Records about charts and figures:
• • • • •
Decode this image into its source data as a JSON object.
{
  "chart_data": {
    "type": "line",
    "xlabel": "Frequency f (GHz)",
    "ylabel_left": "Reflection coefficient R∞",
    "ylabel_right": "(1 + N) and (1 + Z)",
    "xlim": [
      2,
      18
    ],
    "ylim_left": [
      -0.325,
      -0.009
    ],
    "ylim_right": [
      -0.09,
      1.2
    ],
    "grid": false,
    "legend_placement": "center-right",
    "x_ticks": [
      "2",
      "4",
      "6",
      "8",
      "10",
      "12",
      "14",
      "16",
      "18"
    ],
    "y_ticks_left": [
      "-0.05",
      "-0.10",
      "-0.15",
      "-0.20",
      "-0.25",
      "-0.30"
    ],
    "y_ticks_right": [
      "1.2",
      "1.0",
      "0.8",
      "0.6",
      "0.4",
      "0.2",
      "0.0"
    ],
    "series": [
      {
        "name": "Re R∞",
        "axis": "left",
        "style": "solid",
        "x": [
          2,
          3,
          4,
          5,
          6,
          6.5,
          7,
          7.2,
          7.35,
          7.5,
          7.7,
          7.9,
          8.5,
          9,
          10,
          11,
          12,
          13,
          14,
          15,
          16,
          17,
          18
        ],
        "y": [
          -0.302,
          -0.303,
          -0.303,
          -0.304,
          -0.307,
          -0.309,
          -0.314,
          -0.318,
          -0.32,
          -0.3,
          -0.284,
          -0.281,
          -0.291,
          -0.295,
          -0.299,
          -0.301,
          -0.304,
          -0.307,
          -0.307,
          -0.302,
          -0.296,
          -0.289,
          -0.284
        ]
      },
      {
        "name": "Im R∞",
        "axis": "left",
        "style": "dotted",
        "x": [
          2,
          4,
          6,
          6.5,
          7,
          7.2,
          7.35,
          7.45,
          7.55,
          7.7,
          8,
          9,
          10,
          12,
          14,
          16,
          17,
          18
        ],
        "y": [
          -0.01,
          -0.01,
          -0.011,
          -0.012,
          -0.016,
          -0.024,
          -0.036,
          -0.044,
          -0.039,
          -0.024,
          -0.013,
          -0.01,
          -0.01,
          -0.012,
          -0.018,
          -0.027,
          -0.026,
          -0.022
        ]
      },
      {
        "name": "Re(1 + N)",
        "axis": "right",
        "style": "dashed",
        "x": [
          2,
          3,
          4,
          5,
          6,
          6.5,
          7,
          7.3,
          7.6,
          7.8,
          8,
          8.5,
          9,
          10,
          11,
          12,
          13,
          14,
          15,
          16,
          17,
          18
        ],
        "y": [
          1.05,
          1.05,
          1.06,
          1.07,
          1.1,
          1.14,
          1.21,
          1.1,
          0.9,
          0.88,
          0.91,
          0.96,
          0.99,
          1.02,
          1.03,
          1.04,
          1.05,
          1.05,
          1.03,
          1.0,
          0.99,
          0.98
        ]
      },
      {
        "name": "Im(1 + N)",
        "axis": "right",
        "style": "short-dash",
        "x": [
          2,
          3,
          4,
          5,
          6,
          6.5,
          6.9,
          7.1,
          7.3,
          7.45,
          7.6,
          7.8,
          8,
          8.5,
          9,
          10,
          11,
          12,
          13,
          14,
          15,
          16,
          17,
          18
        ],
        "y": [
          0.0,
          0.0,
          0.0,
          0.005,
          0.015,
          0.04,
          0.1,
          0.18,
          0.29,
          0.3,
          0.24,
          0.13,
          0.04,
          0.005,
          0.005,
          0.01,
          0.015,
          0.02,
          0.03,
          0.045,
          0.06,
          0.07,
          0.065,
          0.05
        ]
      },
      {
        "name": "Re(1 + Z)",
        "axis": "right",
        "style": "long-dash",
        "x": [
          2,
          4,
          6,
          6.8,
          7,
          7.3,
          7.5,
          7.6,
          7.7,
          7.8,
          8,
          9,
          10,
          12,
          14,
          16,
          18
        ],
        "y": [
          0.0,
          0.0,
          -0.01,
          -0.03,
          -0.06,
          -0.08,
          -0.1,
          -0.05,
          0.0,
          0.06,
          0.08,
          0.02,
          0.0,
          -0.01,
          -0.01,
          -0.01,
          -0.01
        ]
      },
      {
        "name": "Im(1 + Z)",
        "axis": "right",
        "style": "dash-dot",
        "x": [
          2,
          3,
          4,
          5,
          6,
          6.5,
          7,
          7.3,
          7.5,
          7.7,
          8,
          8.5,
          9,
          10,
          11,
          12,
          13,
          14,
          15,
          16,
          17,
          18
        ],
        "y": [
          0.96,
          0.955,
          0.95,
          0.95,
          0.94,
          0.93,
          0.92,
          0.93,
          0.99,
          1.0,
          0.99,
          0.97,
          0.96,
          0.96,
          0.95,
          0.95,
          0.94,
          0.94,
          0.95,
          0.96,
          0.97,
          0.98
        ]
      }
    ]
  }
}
• • • • •
# [Exercise task]
Copy out each line of the data where the string "name" appears.

# [Task output]
        "name": "Re R∞",
        "name": "Im R∞",
        "name": "Re(1 + N)",
        "name": "Im(1 + N)",
        "name": "Re(1 + Z)",
        "name": "Im(1 + Z)",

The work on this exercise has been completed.